# WHAT THE TASK REQUIRES
Search the records for the word "Shop" and report each line that has it.

# MATERIAL FOR THIS EXERCISE

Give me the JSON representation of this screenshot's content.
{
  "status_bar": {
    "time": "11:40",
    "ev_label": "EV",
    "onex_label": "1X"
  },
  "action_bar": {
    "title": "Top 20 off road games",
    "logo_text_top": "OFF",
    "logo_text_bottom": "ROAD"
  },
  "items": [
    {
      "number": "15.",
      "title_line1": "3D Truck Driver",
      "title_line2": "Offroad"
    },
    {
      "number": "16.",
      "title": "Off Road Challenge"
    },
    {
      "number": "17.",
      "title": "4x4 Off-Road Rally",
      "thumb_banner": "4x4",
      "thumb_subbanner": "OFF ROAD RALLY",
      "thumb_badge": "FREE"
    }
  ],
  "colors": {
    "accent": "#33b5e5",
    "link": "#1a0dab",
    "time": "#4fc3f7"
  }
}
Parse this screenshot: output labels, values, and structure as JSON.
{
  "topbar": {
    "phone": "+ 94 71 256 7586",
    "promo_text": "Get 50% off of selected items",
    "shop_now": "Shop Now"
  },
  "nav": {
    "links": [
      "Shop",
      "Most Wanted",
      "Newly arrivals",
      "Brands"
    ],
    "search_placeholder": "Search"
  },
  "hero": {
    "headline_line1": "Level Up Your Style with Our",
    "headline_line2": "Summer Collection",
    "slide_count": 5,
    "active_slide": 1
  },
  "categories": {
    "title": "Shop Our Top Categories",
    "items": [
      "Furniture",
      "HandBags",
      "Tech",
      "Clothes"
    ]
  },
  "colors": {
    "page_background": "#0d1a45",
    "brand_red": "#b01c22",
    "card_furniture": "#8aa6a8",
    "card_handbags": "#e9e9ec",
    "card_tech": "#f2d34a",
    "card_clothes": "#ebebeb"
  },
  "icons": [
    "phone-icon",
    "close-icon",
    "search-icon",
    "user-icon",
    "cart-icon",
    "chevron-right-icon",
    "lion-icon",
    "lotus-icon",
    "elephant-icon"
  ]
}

# FINISHED ANSWER
    "shop_now": "Shop Now"
      "Shop",
    "title": "Shop Our Top Categories",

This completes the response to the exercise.